▼

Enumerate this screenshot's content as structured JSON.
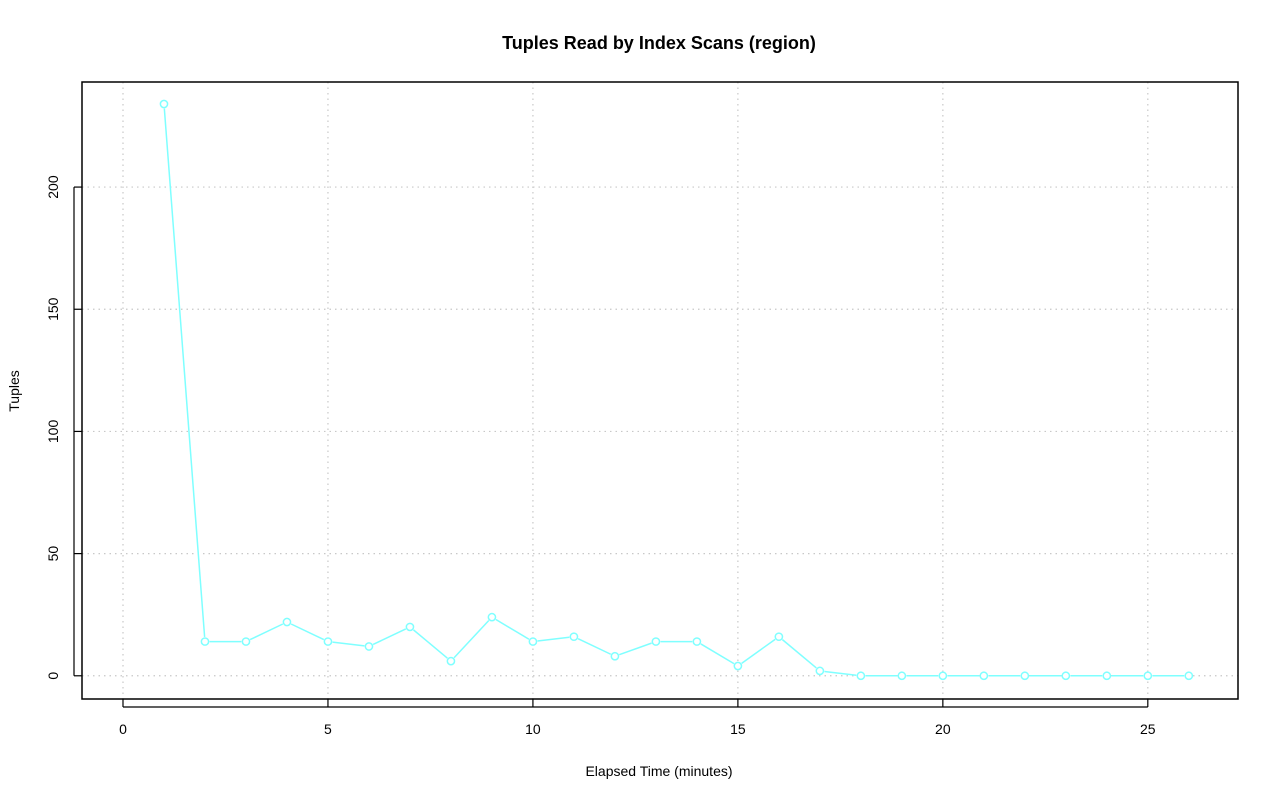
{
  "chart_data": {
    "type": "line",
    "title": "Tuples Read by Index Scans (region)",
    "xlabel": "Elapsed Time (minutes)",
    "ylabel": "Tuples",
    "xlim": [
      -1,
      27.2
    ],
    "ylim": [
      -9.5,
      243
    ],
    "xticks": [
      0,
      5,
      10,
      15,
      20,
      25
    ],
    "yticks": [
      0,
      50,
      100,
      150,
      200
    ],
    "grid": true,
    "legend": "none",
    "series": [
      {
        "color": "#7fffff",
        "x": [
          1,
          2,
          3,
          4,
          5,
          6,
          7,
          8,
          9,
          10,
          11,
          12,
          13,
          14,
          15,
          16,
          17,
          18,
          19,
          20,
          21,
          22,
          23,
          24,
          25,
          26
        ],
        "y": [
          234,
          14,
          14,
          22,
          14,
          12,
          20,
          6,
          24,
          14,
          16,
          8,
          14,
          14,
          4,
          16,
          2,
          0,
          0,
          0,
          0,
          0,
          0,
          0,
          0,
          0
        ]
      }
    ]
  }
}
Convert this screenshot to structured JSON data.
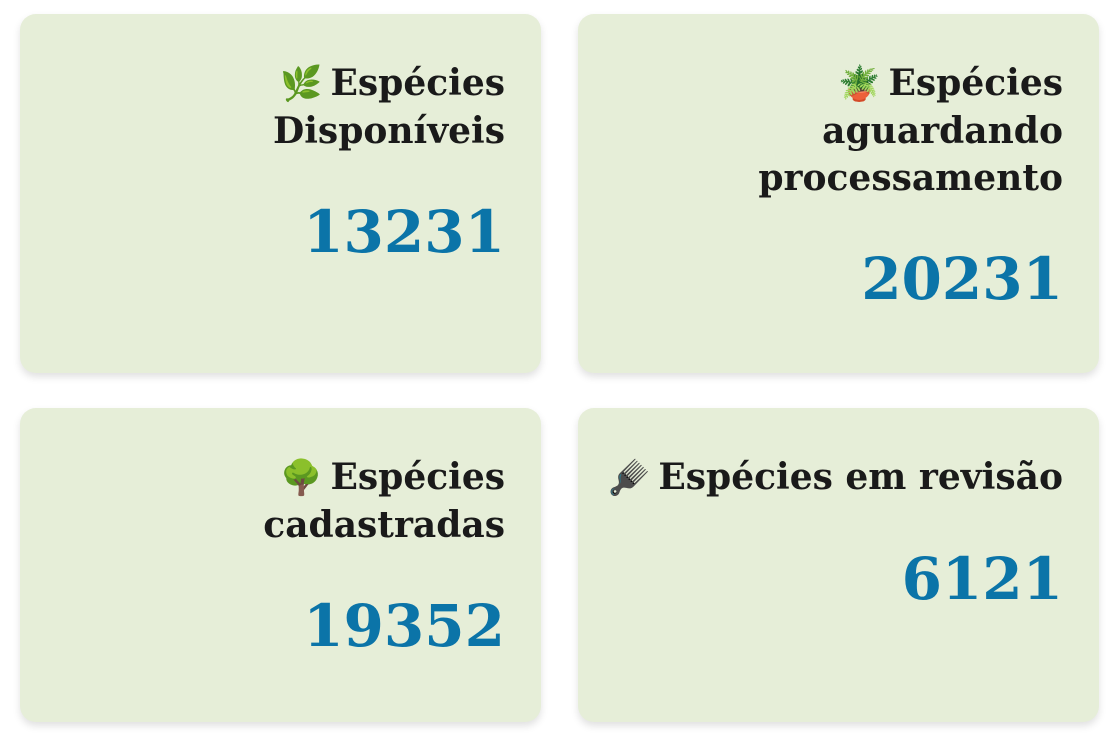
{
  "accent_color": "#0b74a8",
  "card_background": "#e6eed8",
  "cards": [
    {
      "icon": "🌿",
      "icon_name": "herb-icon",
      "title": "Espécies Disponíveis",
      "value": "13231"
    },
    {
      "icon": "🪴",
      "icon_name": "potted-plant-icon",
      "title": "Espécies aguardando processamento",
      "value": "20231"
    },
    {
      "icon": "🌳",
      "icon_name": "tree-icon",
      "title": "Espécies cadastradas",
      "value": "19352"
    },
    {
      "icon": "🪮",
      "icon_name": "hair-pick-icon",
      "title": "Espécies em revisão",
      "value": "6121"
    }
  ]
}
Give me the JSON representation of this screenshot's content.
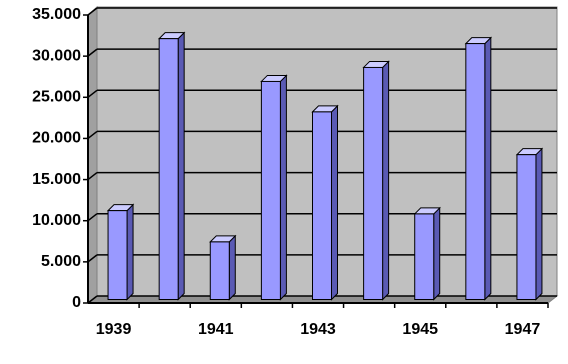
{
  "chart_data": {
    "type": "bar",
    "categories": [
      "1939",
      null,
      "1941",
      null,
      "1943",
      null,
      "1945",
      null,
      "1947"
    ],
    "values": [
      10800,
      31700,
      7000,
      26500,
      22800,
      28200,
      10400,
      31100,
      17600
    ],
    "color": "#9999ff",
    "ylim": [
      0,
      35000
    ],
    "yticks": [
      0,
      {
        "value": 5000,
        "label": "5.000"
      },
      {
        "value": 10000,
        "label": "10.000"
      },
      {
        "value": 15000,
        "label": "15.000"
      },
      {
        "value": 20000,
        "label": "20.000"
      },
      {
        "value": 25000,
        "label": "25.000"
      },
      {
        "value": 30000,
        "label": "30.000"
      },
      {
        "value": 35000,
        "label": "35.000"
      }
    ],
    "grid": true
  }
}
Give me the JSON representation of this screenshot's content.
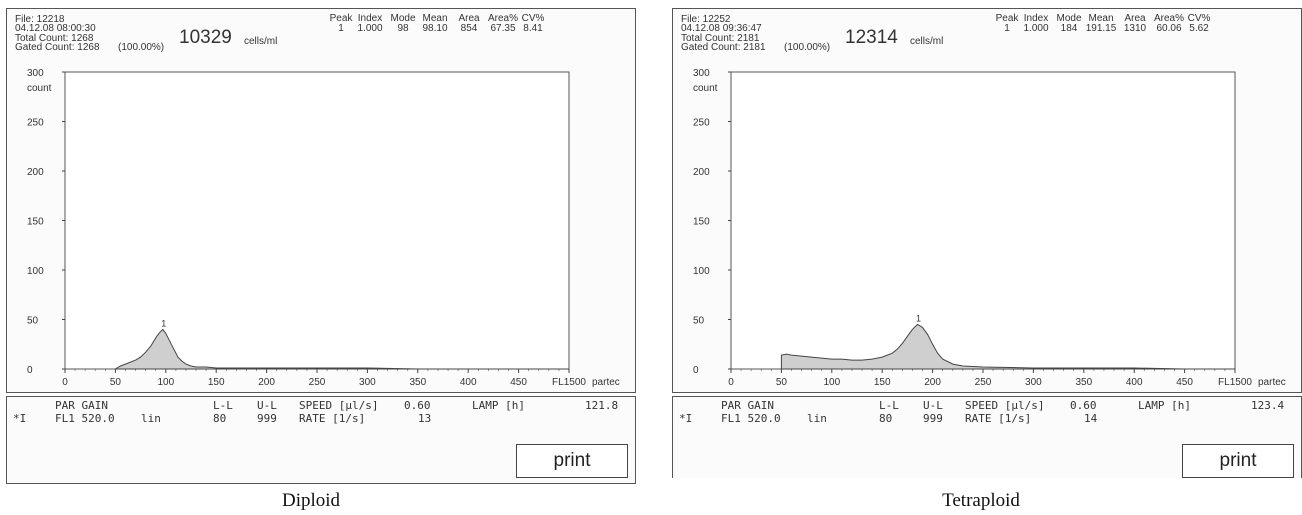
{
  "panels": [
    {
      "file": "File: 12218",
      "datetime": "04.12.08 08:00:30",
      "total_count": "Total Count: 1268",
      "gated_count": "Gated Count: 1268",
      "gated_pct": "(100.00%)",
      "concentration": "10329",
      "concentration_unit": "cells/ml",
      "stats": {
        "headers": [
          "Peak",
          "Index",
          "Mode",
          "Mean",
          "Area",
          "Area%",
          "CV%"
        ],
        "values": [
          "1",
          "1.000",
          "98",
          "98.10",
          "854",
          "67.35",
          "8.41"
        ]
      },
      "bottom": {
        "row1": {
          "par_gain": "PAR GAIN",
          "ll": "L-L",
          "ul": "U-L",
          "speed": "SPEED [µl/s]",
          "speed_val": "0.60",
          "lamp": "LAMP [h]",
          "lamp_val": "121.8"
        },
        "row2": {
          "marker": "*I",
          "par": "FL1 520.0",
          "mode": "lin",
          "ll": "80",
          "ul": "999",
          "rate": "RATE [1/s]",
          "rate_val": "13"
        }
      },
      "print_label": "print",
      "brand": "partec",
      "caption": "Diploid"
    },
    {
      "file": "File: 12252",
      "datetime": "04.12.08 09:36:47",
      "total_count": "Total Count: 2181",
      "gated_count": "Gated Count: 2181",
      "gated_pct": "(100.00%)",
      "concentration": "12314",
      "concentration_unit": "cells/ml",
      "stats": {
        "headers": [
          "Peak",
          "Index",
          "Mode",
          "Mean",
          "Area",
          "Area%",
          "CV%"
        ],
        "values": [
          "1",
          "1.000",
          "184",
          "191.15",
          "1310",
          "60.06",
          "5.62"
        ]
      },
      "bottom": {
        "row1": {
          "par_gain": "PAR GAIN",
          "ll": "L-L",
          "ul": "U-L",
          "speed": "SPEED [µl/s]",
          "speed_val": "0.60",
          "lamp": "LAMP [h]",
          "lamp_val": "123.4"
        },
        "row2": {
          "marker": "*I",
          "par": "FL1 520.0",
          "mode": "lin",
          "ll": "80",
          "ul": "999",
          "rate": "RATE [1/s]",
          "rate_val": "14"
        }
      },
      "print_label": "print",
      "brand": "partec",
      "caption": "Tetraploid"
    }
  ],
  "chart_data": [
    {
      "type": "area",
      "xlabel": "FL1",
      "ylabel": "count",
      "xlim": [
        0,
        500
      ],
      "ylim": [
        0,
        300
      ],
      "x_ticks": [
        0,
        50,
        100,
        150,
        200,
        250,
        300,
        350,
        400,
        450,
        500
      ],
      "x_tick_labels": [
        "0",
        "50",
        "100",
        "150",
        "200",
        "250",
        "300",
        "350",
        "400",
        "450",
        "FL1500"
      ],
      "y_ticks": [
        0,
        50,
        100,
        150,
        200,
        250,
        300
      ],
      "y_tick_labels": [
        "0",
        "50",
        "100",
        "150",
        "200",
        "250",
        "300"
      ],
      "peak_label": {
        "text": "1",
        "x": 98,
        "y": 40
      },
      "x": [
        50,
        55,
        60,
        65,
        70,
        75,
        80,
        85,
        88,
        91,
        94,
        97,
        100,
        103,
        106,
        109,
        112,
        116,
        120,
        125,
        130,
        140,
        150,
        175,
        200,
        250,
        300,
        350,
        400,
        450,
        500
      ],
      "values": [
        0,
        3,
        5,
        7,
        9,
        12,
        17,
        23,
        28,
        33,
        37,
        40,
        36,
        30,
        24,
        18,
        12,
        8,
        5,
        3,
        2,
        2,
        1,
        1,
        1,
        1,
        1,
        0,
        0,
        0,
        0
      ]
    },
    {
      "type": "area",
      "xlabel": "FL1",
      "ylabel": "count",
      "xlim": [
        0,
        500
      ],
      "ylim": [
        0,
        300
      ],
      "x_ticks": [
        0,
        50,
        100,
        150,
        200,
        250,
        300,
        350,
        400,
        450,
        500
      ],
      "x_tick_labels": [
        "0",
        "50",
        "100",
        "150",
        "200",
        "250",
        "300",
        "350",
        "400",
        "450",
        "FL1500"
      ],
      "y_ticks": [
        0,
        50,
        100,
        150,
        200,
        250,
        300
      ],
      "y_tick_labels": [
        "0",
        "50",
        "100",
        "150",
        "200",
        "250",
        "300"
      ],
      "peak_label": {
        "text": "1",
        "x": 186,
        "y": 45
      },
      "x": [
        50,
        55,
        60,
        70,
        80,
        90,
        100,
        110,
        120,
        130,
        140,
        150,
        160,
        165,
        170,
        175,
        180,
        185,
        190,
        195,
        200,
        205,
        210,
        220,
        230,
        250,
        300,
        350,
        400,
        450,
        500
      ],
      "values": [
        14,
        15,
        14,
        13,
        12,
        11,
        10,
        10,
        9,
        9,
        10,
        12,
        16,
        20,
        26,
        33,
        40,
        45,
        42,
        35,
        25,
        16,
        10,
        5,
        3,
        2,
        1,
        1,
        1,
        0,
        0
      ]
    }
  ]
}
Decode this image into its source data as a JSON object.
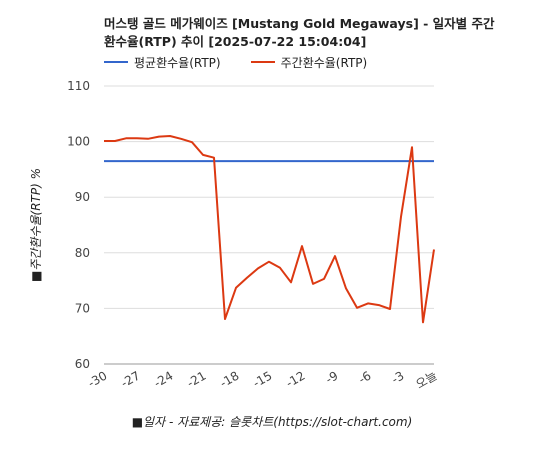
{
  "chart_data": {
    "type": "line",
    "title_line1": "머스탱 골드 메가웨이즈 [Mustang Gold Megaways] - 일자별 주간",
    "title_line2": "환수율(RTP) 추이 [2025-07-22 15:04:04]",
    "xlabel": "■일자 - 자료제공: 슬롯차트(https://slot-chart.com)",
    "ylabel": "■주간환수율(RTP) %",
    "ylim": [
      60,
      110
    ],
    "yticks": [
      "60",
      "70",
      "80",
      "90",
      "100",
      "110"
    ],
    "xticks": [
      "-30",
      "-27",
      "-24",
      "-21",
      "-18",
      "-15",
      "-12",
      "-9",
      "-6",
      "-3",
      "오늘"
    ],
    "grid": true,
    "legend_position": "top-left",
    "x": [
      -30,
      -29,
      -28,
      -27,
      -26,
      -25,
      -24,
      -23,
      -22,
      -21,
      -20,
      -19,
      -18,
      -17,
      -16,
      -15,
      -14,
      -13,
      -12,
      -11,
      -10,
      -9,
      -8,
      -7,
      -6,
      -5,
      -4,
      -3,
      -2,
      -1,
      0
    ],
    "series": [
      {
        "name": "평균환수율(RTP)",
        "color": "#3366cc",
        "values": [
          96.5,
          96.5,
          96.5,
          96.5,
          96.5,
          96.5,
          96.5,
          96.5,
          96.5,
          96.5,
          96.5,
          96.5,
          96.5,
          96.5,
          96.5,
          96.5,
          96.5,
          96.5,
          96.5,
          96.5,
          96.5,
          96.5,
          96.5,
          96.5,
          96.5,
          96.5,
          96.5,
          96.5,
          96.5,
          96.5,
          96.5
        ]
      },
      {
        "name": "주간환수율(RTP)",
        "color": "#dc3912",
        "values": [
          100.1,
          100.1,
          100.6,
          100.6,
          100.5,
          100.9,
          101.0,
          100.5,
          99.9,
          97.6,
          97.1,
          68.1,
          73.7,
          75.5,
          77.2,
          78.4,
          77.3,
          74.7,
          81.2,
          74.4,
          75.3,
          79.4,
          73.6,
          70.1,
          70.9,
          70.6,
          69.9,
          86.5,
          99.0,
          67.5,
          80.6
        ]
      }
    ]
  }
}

▲

EXERCISE BRIEF: Select and copy every line of the listing with the word "Tuples".

OUTPUT FOR THIS TASK:
    "title": "Tuples Read by Index Scans (region)",
    "ylabel": "Tuples",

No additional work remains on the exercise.